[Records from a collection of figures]

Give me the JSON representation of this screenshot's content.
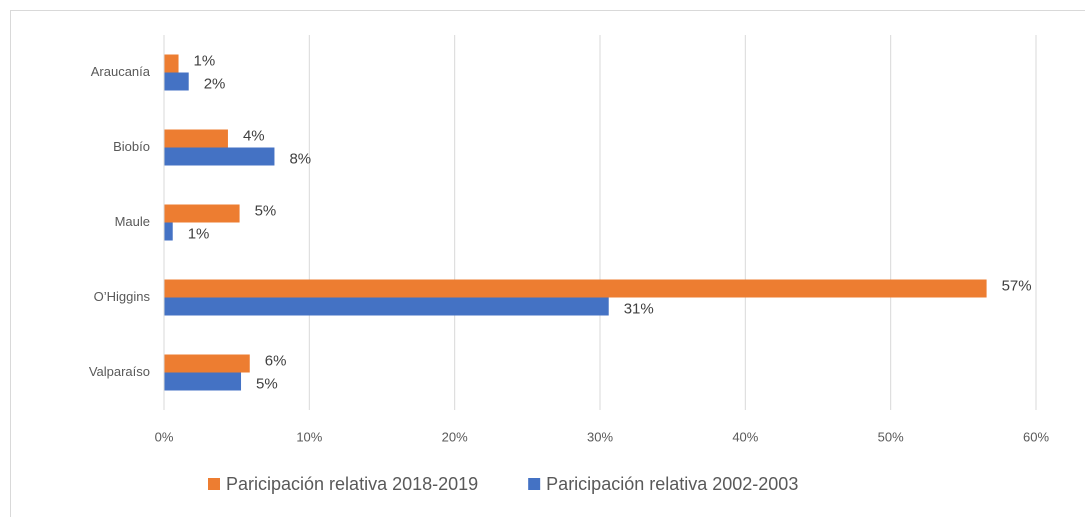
{
  "chart_data": {
    "type": "barh",
    "categories": [
      "Araucanía",
      "Biobío",
      "Maule",
      "O’Higgins",
      "Valparaíso"
    ],
    "series": [
      {
        "name": "Paricipación relativa 2018-2019",
        "color": "#ed7d31",
        "values": [
          1.0,
          4.4,
          5.2,
          56.6,
          5.9
        ],
        "value_labels": [
          "1%",
          "4%",
          "5%",
          "57%",
          "6%"
        ]
      },
      {
        "name": "Paricipación relativa 2002-2003",
        "color": "#4472c4",
        "values": [
          1.7,
          7.6,
          0.6,
          30.6,
          5.3
        ],
        "value_labels": [
          "2%",
          "8%",
          "1%",
          "31%",
          "5%"
        ]
      }
    ],
    "xlim": [
      0,
      60
    ],
    "xticks": [
      {
        "value": 0,
        "label": "0%"
      },
      {
        "value": 10,
        "label": "10%"
      },
      {
        "value": 20,
        "label": "20%"
      },
      {
        "value": 30,
        "label": "30%"
      },
      {
        "value": 40,
        "label": "40%"
      },
      {
        "value": 50,
        "label": "50%"
      },
      {
        "value": 60,
        "label": "60%"
      }
    ],
    "grid": true
  }
}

* _WRITTEN INSTRUCTION_:
Pictures are excluded; output everything else in the data verbatim.

* _COMPLETE RESPONSE_:
Give me the JSON representation of this screenshot's content.
{
  "chart_data": {
    "type": "barh",
    "categories": [
      "Araucanía",
      "Biobío",
      "Maule",
      "O’Higgins",
      "Valparaíso"
    ],
    "series": [
      {
        "name": "Paricipación relativa 2018-2019",
        "color": "#ed7d31",
        "values": [
          1.0,
          4.4,
          5.2,
          56.6,
          5.9
        ],
        "value_labels": [
          "1%",
          "4%",
          "5%",
          "57%",
          "6%"
        ]
      },
      {
        "name": "Paricipación relativa 2002-2003",
        "color": "#4472c4",
        "values": [
          1.7,
          7.6,
          0.6,
          30.6,
          5.3
        ],
        "value_labels": [
          "2%",
          "8%",
          "1%",
          "31%",
          "5%"
        ]
      }
    ],
    "xlim": [
      0,
      60
    ],
    "xticks": [
      {
        "value": 0,
        "label": "0%"
      },
      {
        "value": 10,
        "label": "10%"
      },
      {
        "value": 20,
        "label": "20%"
      },
      {
        "value": 30,
        "label": "30%"
      },
      {
        "value": 40,
        "label": "40%"
      },
      {
        "value": 50,
        "label": "50%"
      },
      {
        "value": 60,
        "label": "60%"
      }
    ],
    "grid": true
  }
}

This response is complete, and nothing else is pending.